- **GIVEN REQUEST**: Copy every line of the listing that holds the string "First".

- **INFORMATION SUPPLIED**:
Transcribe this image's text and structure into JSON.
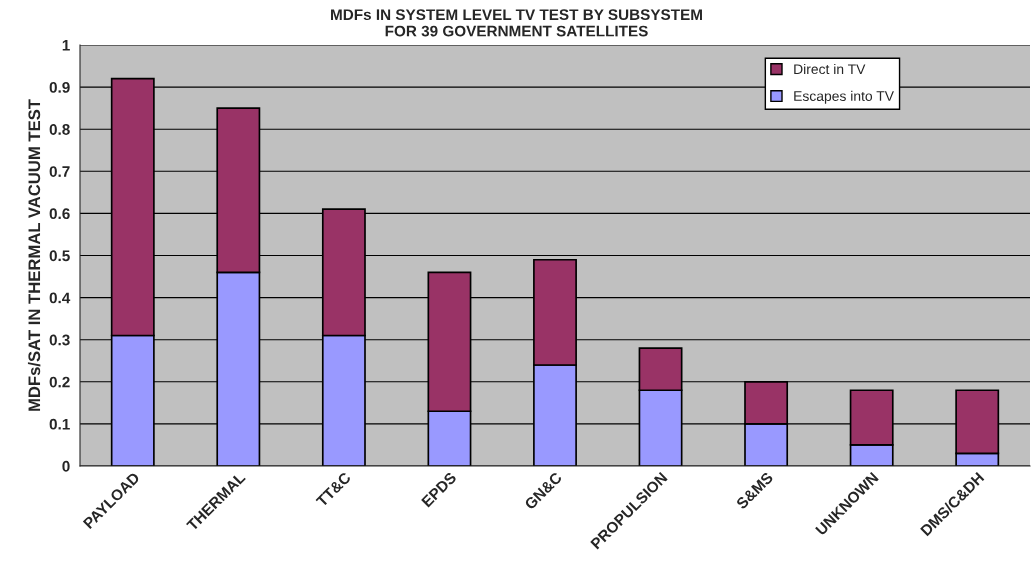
{
  "chart_data": {
    "type": "bar",
    "title": "MDFs IN SYSTEM LEVEL TV TEST BY SUBSYSTEM\nFOR 39 GOVERNMENT SATELLITES",
    "ylabel": "MDFs/SAT IN THERMAL VACUUM TEST",
    "categories": [
      "PAYLOAD",
      "THERMAL",
      "TT&C",
      "EPDS",
      "GN&C",
      "PROPULSION",
      "S&MS",
      "UNKNOWN",
      "DMS/C&DH"
    ],
    "stacked": true,
    "series": [
      {
        "name": "Escapes into TV",
        "color": "#9999ff",
        "values": [
          0.31,
          0.46,
          0.31,
          0.13,
          0.24,
          0.18,
          0.1,
          0.05,
          0.03
        ]
      },
      {
        "name": "Direct in TV",
        "color": "#993366",
        "values": [
          0.61,
          0.39,
          0.3,
          0.33,
          0.25,
          0.1,
          0.1,
          0.13,
          0.15
        ]
      }
    ],
    "ylim": [
      0,
      1
    ],
    "yticks": [
      0,
      0.1,
      0.2,
      0.3,
      0.4,
      0.5,
      0.6,
      0.7,
      0.8,
      0.9,
      1
    ],
    "grid": "y",
    "legend": "top right"
  }
}
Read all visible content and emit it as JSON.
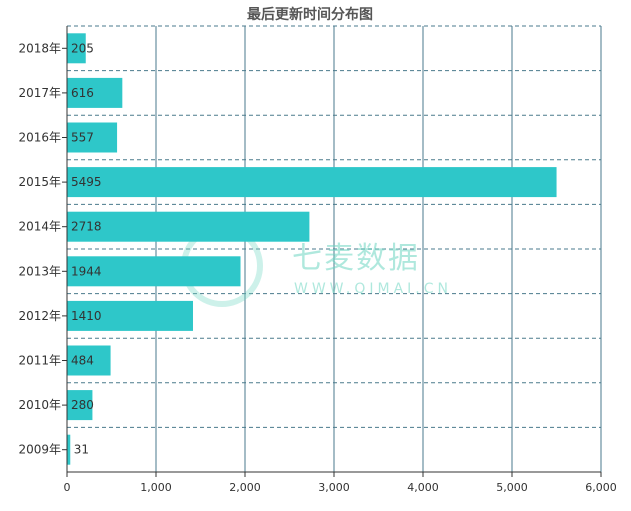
{
  "chart_data": {
    "type": "bar",
    "orientation": "horizontal",
    "title": "最后更新时间分布图",
    "categories": [
      "2018年",
      "2017年",
      "2016年",
      "2015年",
      "2014年",
      "2013年",
      "2012年",
      "2011年",
      "2010年",
      "2009年"
    ],
    "values": [
      205,
      616,
      557,
      5495,
      2718,
      1944,
      1410,
      484,
      280,
      31
    ],
    "xlim": [
      0,
      6000
    ],
    "xticks": [
      0,
      1000,
      2000,
      3000,
      4000,
      5000,
      6000
    ],
    "xtick_labels": [
      "0",
      "1,000",
      "2,000",
      "3,000",
      "4,000",
      "5,000",
      "6,000"
    ],
    "grid": true,
    "bar_color": "#2ec7c9",
    "grid_color": "#4a7a8c"
  },
  "watermark": {
    "text": "七麦数据",
    "subtext": "WWW.QIMAI.CN"
  }
}
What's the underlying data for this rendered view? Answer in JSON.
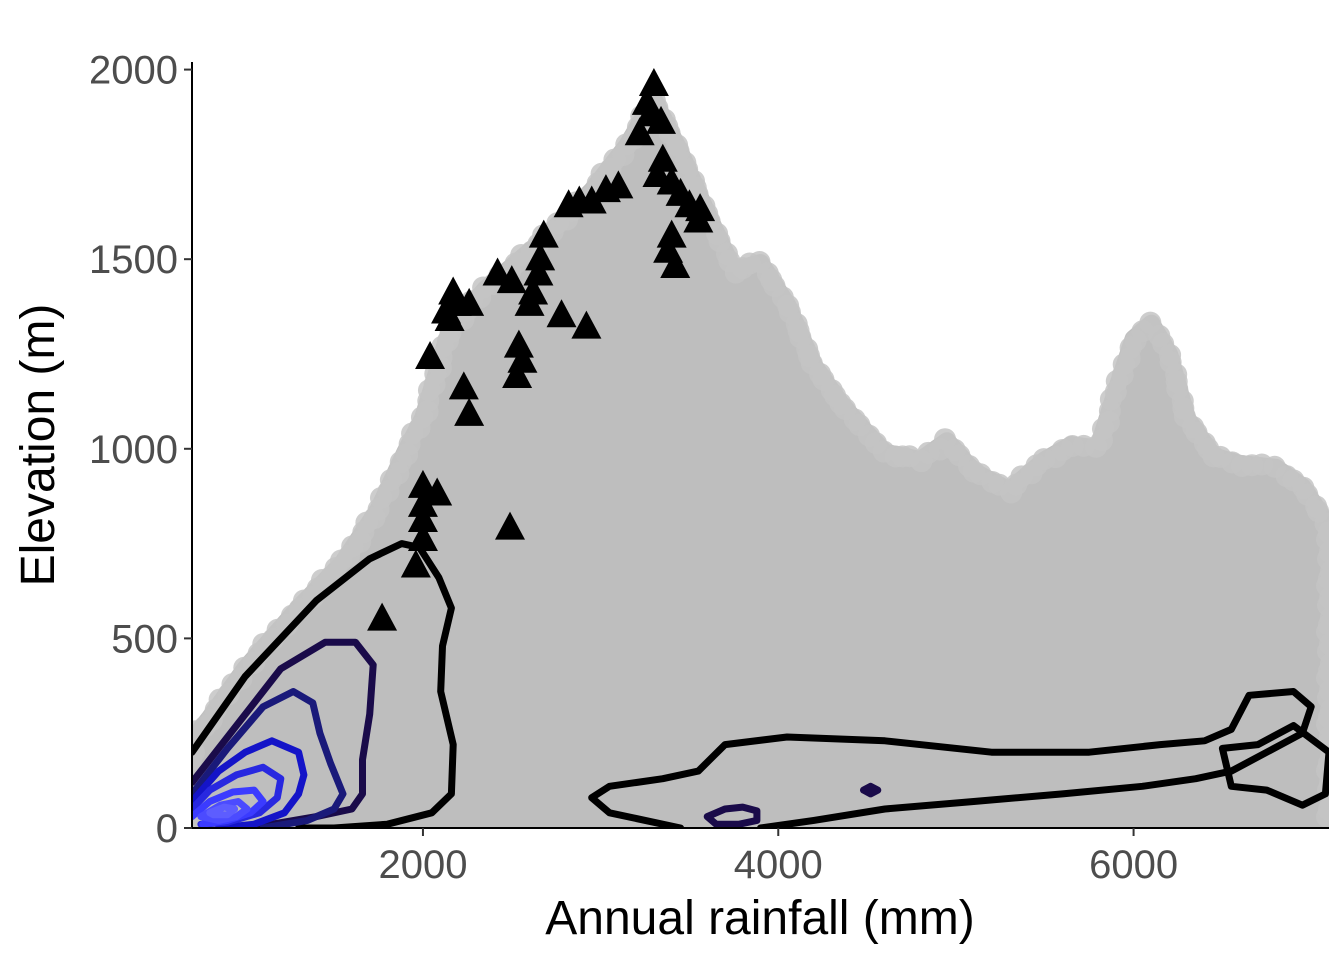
{
  "chart_data": {
    "type": "scatter",
    "title": "",
    "xlabel": "Annual rainfall (mm)",
    "ylabel": "Elevation (m)",
    "xlim": [
      700,
      7100
    ],
    "ylim": [
      0,
      2020
    ],
    "x_ticks": [
      2000,
      4000,
      6000
    ],
    "y_ticks": [
      0,
      500,
      1000,
      1500,
      2000
    ],
    "grid": false,
    "legend": "none",
    "colors": {
      "background_points": "#bebebe",
      "triangles": "#000000",
      "contour_dark": "#000000",
      "contour_mid": "#1a0b4a",
      "contour_blue": "#1414c8",
      "contour_core": "#3b3bff",
      "tick_text": "#4d4d4d"
    },
    "series": [
      {
        "kind": "background_cloud",
        "marker": "circle",
        "color": "#bebebe",
        "envelope": [
          {
            "x": 700,
            "y": 0
          },
          {
            "x": 700,
            "y": 230
          },
          {
            "x": 800,
            "y": 290
          },
          {
            "x": 1000,
            "y": 420
          },
          {
            "x": 1300,
            "y": 580
          },
          {
            "x": 1550,
            "y": 700
          },
          {
            "x": 1750,
            "y": 840
          },
          {
            "x": 1900,
            "y": 990
          },
          {
            "x": 2000,
            "y": 1080
          },
          {
            "x": 2150,
            "y": 1310
          },
          {
            "x": 2350,
            "y": 1420
          },
          {
            "x": 2650,
            "y": 1540
          },
          {
            "x": 2950,
            "y": 1680
          },
          {
            "x": 3150,
            "y": 1800
          },
          {
            "x": 3300,
            "y": 1920
          },
          {
            "x": 3450,
            "y": 1780
          },
          {
            "x": 3600,
            "y": 1620
          },
          {
            "x": 3750,
            "y": 1470
          },
          {
            "x": 3900,
            "y": 1490
          },
          {
            "x": 4050,
            "y": 1380
          },
          {
            "x": 4200,
            "y": 1220
          },
          {
            "x": 4350,
            "y": 1120
          },
          {
            "x": 4500,
            "y": 1040
          },
          {
            "x": 4600,
            "y": 990
          },
          {
            "x": 4800,
            "y": 970
          },
          {
            "x": 4950,
            "y": 1020
          },
          {
            "x": 5100,
            "y": 940
          },
          {
            "x": 5300,
            "y": 890
          },
          {
            "x": 5500,
            "y": 970
          },
          {
            "x": 5650,
            "y": 1010
          },
          {
            "x": 5800,
            "y": 1000
          },
          {
            "x": 5900,
            "y": 1150
          },
          {
            "x": 6000,
            "y": 1290
          },
          {
            "x": 6100,
            "y": 1330
          },
          {
            "x": 6200,
            "y": 1250
          },
          {
            "x": 6300,
            "y": 1080
          },
          {
            "x": 6450,
            "y": 980
          },
          {
            "x": 6600,
            "y": 960
          },
          {
            "x": 6800,
            "y": 950
          },
          {
            "x": 6950,
            "y": 900
          },
          {
            "x": 7050,
            "y": 830
          },
          {
            "x": 7100,
            "y": 780
          },
          {
            "x": 7100,
            "y": 0
          }
        ]
      },
      {
        "kind": "triangles",
        "marker": "triangle",
        "color": "#000000",
        "points": [
          {
            "x": 3300,
            "y": 1960
          },
          {
            "x": 3260,
            "y": 1910
          },
          {
            "x": 3280,
            "y": 1880
          },
          {
            "x": 3340,
            "y": 1860
          },
          {
            "x": 3220,
            "y": 1830
          },
          {
            "x": 3350,
            "y": 1760
          },
          {
            "x": 3320,
            "y": 1720
          },
          {
            "x": 3400,
            "y": 1700
          },
          {
            "x": 3450,
            "y": 1670
          },
          {
            "x": 3100,
            "y": 1690
          },
          {
            "x": 3030,
            "y": 1680
          },
          {
            "x": 2950,
            "y": 1650
          },
          {
            "x": 2880,
            "y": 1650
          },
          {
            "x": 2820,
            "y": 1640
          },
          {
            "x": 3500,
            "y": 1640
          },
          {
            "x": 3560,
            "y": 1630
          },
          {
            "x": 3550,
            "y": 1600
          },
          {
            "x": 3400,
            "y": 1560
          },
          {
            "x": 3380,
            "y": 1520
          },
          {
            "x": 3420,
            "y": 1480
          },
          {
            "x": 2680,
            "y": 1560
          },
          {
            "x": 2660,
            "y": 1500
          },
          {
            "x": 2650,
            "y": 1460
          },
          {
            "x": 2420,
            "y": 1460
          },
          {
            "x": 2500,
            "y": 1440
          },
          {
            "x": 2620,
            "y": 1410
          },
          {
            "x": 2600,
            "y": 1380
          },
          {
            "x": 2170,
            "y": 1410
          },
          {
            "x": 2190,
            "y": 1380
          },
          {
            "x": 2260,
            "y": 1380
          },
          {
            "x": 2130,
            "y": 1360
          },
          {
            "x": 2150,
            "y": 1340
          },
          {
            "x": 2780,
            "y": 1350
          },
          {
            "x": 2920,
            "y": 1320
          },
          {
            "x": 2540,
            "y": 1270
          },
          {
            "x": 2560,
            "y": 1230
          },
          {
            "x": 2040,
            "y": 1240
          },
          {
            "x": 2530,
            "y": 1190
          },
          {
            "x": 2230,
            "y": 1160
          },
          {
            "x": 2260,
            "y": 1090
          },
          {
            "x": 2000,
            "y": 900
          },
          {
            "x": 2080,
            "y": 880
          },
          {
            "x": 2000,
            "y": 850
          },
          {
            "x": 2000,
            "y": 810
          },
          {
            "x": 2490,
            "y": 790
          },
          {
            "x": 2000,
            "y": 760
          },
          {
            "x": 1960,
            "y": 690
          },
          {
            "x": 1770,
            "y": 550
          }
        ]
      },
      {
        "kind": "density_contours",
        "contours": [
          {
            "level": 1,
            "color": "#000000",
            "path": [
              [
                700,
                200
              ],
              [
                1000,
                400
              ],
              [
                1400,
                600
              ],
              [
                1700,
                710
              ],
              [
                1880,
                750
              ],
              [
                1980,
                740
              ],
              [
                2090,
                660
              ],
              [
                2160,
                580
              ],
              [
                2110,
                480
              ],
              [
                2100,
                360
              ],
              [
                2170,
                220
              ],
              [
                2160,
                90
              ],
              [
                2050,
                40
              ],
              [
                1800,
                10
              ],
              [
                1500,
                0
              ],
              [
                1300,
                0
              ]
            ]
          },
          {
            "level": 1,
            "color": "#000000",
            "path": [
              [
                3450,
                0
              ],
              [
                3050,
                40
              ],
              [
                2950,
                80
              ],
              [
                3050,
                110
              ],
              [
                3350,
                130
              ],
              [
                3550,
                150
              ],
              [
                3700,
                220
              ],
              [
                4050,
                240
              ],
              [
                4600,
                230
              ],
              [
                5200,
                200
              ],
              [
                5750,
                200
              ],
              [
                6150,
                220
              ],
              [
                6400,
                230
              ],
              [
                6550,
                260
              ],
              [
                6650,
                350
              ],
              [
                6900,
                360
              ],
              [
                7000,
                320
              ],
              [
                6950,
                250
              ],
              [
                6750,
                200
              ],
              [
                6550,
                150
              ],
              [
                6350,
                130
              ],
              [
                6050,
                110
              ],
              [
                5600,
                90
              ],
              [
                5100,
                70
              ],
              [
                4600,
                50
              ],
              [
                4200,
                20
              ],
              [
                3900,
                0
              ]
            ]
          },
          {
            "level": 1,
            "color": "#000000",
            "path": [
              [
                6700,
                220
              ],
              [
                6900,
                270
              ],
              [
                7100,
                200
              ],
              [
                7080,
                90
              ],
              [
                6950,
                60
              ],
              [
                6750,
                100
              ],
              [
                6550,
                110
              ],
              [
                6500,
                210
              ],
              [
                6700,
                220
              ]
            ]
          },
          {
            "level": 2,
            "color": "#1a0b4a",
            "path": [
              [
                700,
                120
              ],
              [
                950,
                270
              ],
              [
                1200,
                420
              ],
              [
                1450,
                490
              ],
              [
                1620,
                490
              ],
              [
                1720,
                430
              ],
              [
                1700,
                300
              ],
              [
                1660,
                180
              ],
              [
                1660,
                90
              ],
              [
                1600,
                50
              ],
              [
                1400,
                30
              ],
              [
                1150,
                10
              ],
              [
                900,
                0
              ]
            ]
          },
          {
            "level": 2,
            "color": "#1a0b4a",
            "path": [
              [
                3600,
                30
              ],
              [
                3700,
                50
              ],
              [
                3800,
                55
              ],
              [
                3880,
                45
              ],
              [
                3880,
                20
              ],
              [
                3780,
                10
              ],
              [
                3650,
                10
              ],
              [
                3600,
                30
              ]
            ]
          },
          {
            "level": 2,
            "color": "#1a0b4a",
            "path": [
              [
                4480,
                100
              ],
              [
                4520,
                110
              ],
              [
                4560,
                100
              ],
              [
                4520,
                90
              ],
              [
                4480,
                100
              ]
            ]
          },
          {
            "level": 3,
            "color": "#1a1a7a",
            "path": [
              [
                700,
                90
              ],
              [
                900,
                210
              ],
              [
                1100,
                320
              ],
              [
                1270,
                360
              ],
              [
                1380,
                330
              ],
              [
                1420,
                250
              ],
              [
                1480,
                170
              ],
              [
                1550,
                90
              ],
              [
                1500,
                50
              ],
              [
                1350,
                20
              ],
              [
                1100,
                0
              ]
            ]
          },
          {
            "level": 4,
            "color": "#1414c8",
            "path": [
              [
                700,
                70
              ],
              [
                850,
                150
              ],
              [
                1000,
                200
              ],
              [
                1150,
                230
              ],
              [
                1300,
                200
              ],
              [
                1330,
                140
              ],
              [
                1300,
                90
              ],
              [
                1220,
                40
              ],
              [
                1050,
                10
              ],
              [
                850,
                0
              ]
            ]
          },
          {
            "level": 5,
            "color": "#2828e0",
            "path": [
              [
                700,
                50
              ],
              [
                800,
                100
              ],
              [
                950,
                140
              ],
              [
                1100,
                160
              ],
              [
                1200,
                130
              ],
              [
                1180,
                80
              ],
              [
                1080,
                40
              ],
              [
                900,
                15
              ],
              [
                750,
                10
              ]
            ]
          },
          {
            "level": 6,
            "color": "#3b3bff",
            "path": [
              [
                700,
                30
              ],
              [
                800,
                70
              ],
              [
                930,
                95
              ],
              [
                1050,
                100
              ],
              [
                1100,
                70
              ],
              [
                1030,
                40
              ],
              [
                900,
                20
              ],
              [
                760,
                10
              ]
            ]
          },
          {
            "level": 7,
            "color": "#4b4bff",
            "path": [
              [
                750,
                30
              ],
              [
                860,
                60
              ],
              [
                960,
                70
              ],
              [
                1010,
                50
              ],
              [
                950,
                30
              ],
              [
                850,
                20
              ],
              [
                750,
                30
              ]
            ]
          },
          {
            "level": 8,
            "color": "#5d5dff",
            "path": [
              [
                800,
                40
              ],
              [
                880,
                55
              ],
              [
                940,
                50
              ],
              [
                900,
                35
              ],
              [
                820,
                35
              ],
              [
                800,
                40
              ]
            ]
          }
        ]
      }
    ]
  }
}
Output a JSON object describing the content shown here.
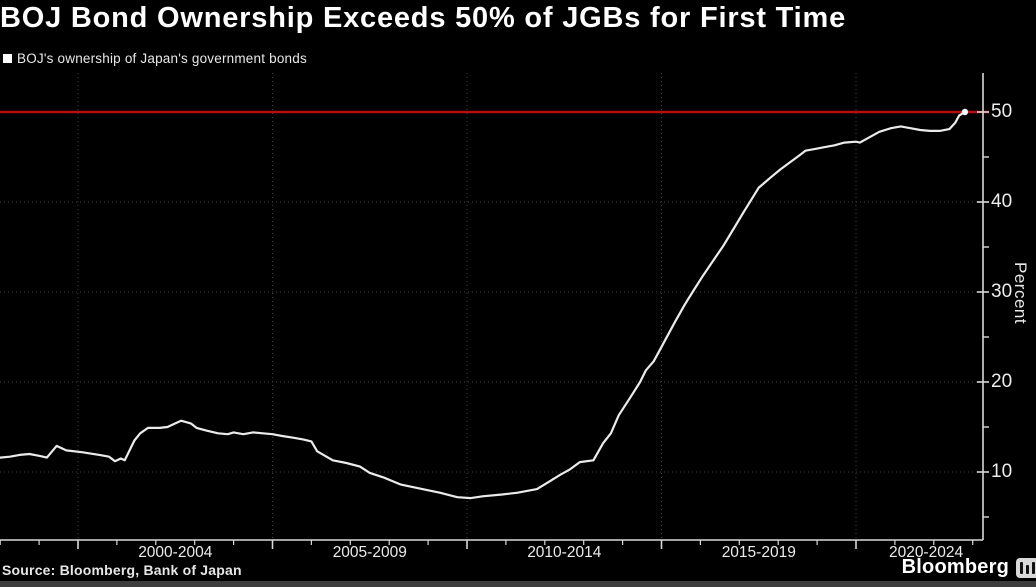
{
  "header": {
    "title": "BOJ Bond Ownership Exceeds 50% of JGBs for First Time"
  },
  "legend": {
    "label": "BOJ's ownership of Japan's government bonds",
    "swatch_color": "#ffffff"
  },
  "footer": {
    "source": "Source: Bloomberg, Bank of Japan",
    "brand": "Bloomberg",
    "brand_icon": "terminal-icon"
  },
  "chart_data": {
    "type": "line",
    "title": "BOJ Bond Ownership Exceeds 50% of JGBs for First Time",
    "subtitle": "",
    "xlabel": "",
    "ylabel": "Percent",
    "legend_entries": [
      "BOJ's ownership of Japan's government bonds"
    ],
    "legend_position": "top-left",
    "grid": "dotted",
    "xlim": [
      1998.0,
      2023.3
    ],
    "ylim": [
      2.4,
      54.3
    ],
    "y_ticks": [
      10,
      20,
      30,
      40,
      50
    ],
    "y_minor_ticks": [
      5,
      15,
      25,
      35,
      45
    ],
    "x_gridline_years": [
      2000,
      2005,
      2010,
      2015,
      2020
    ],
    "x_minor_tick_interval": 1,
    "x_tick_labels": [
      {
        "label": "2000-2004",
        "center_year": 2002.5
      },
      {
        "label": "2005-2009",
        "center_year": 2007.5
      },
      {
        "label": "2010-2014",
        "center_year": 2012.5
      },
      {
        "label": "2015-2019",
        "center_year": 2017.5
      },
      {
        "label": "2020-2024",
        "center_year": 2021.8
      }
    ],
    "threshold_line": {
      "value": 50,
      "color": "#b50d12"
    },
    "colors": {
      "line": "#ebebeb",
      "axis": "#d9d9d9",
      "grid": "#3f3f3f",
      "threshold": "#b50d12",
      "background": "#000000"
    },
    "end_marker": true,
    "series": [
      {
        "name": "BOJ's ownership of Japan's government bonds",
        "points": [
          [
            1998.0,
            11.6
          ],
          [
            1998.25,
            11.7
          ],
          [
            1998.5,
            11.9
          ],
          [
            1998.75,
            12.0
          ],
          [
            1999.0,
            11.8
          ],
          [
            1999.2,
            11.6
          ],
          [
            1999.45,
            12.9
          ],
          [
            1999.7,
            12.4
          ],
          [
            2000.1,
            12.2
          ],
          [
            2000.55,
            11.9
          ],
          [
            2000.8,
            11.7
          ],
          [
            2000.95,
            11.2
          ],
          [
            2001.1,
            11.5
          ],
          [
            2001.2,
            11.3
          ],
          [
            2001.45,
            13.5
          ],
          [
            2001.6,
            14.3
          ],
          [
            2001.8,
            14.9
          ],
          [
            2002.1,
            14.9
          ],
          [
            2002.3,
            15.0
          ],
          [
            2002.5,
            15.4
          ],
          [
            2002.65,
            15.7
          ],
          [
            2002.9,
            15.4
          ],
          [
            2003.05,
            14.9
          ],
          [
            2003.3,
            14.6
          ],
          [
            2003.6,
            14.3
          ],
          [
            2003.85,
            14.2
          ],
          [
            2004.0,
            14.4
          ],
          [
            2004.25,
            14.2
          ],
          [
            2004.5,
            14.4
          ],
          [
            2004.75,
            14.3
          ],
          [
            2005.0,
            14.2
          ],
          [
            2005.25,
            14.0
          ],
          [
            2005.55,
            13.8
          ],
          [
            2005.8,
            13.6
          ],
          [
            2006.0,
            13.4
          ],
          [
            2006.15,
            12.3
          ],
          [
            2006.35,
            11.8
          ],
          [
            2006.55,
            11.3
          ],
          [
            2006.9,
            11.0
          ],
          [
            2007.25,
            10.6
          ],
          [
            2007.5,
            9.9
          ],
          [
            2007.85,
            9.4
          ],
          [
            2008.3,
            8.6
          ],
          [
            2008.85,
            8.1
          ],
          [
            2009.3,
            7.7
          ],
          [
            2009.75,
            7.2
          ],
          [
            2010.1,
            7.1
          ],
          [
            2010.4,
            7.3
          ],
          [
            2010.9,
            7.5
          ],
          [
            2011.3,
            7.7
          ],
          [
            2011.8,
            8.1
          ],
          [
            2012.1,
            8.9
          ],
          [
            2012.4,
            9.7
          ],
          [
            2012.65,
            10.3
          ],
          [
            2012.9,
            11.1
          ],
          [
            2013.25,
            11.3
          ],
          [
            2013.5,
            13.2
          ],
          [
            2013.7,
            14.3
          ],
          [
            2013.9,
            16.3
          ],
          [
            2014.2,
            18.3
          ],
          [
            2014.45,
            20.0
          ],
          [
            2014.6,
            21.3
          ],
          [
            2014.8,
            22.3
          ],
          [
            2015.1,
            24.7
          ],
          [
            2015.35,
            26.7
          ],
          [
            2015.6,
            28.6
          ],
          [
            2015.8,
            30.0
          ],
          [
            2016.05,
            31.7
          ],
          [
            2016.3,
            33.3
          ],
          [
            2016.6,
            35.2
          ],
          [
            2016.85,
            37.0
          ],
          [
            2017.1,
            38.8
          ],
          [
            2017.3,
            40.2
          ],
          [
            2017.5,
            41.6
          ],
          [
            2017.8,
            42.7
          ],
          [
            2018.05,
            43.6
          ],
          [
            2018.3,
            44.4
          ],
          [
            2018.55,
            45.2
          ],
          [
            2018.7,
            45.7
          ],
          [
            2018.95,
            45.9
          ],
          [
            2019.2,
            46.1
          ],
          [
            2019.45,
            46.3
          ],
          [
            2019.7,
            46.6
          ],
          [
            2020.0,
            46.7
          ],
          [
            2020.1,
            46.6
          ],
          [
            2020.35,
            47.2
          ],
          [
            2020.6,
            47.8
          ],
          [
            2020.9,
            48.2
          ],
          [
            2021.15,
            48.4
          ],
          [
            2021.4,
            48.2
          ],
          [
            2021.65,
            48.0
          ],
          [
            2021.9,
            47.9
          ],
          [
            2022.15,
            47.9
          ],
          [
            2022.4,
            48.1
          ],
          [
            2022.55,
            48.8
          ],
          [
            2022.65,
            49.6
          ],
          [
            2022.8,
            50.0
          ]
        ]
      }
    ]
  }
}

- **TASK SOLUTION**:
    "title": "BOJ Bond Ownership Exceeds 50% of JGBs for First Time"
    "title": "BOJ Bond Ownership Exceeds 50% of JGBs for First Time",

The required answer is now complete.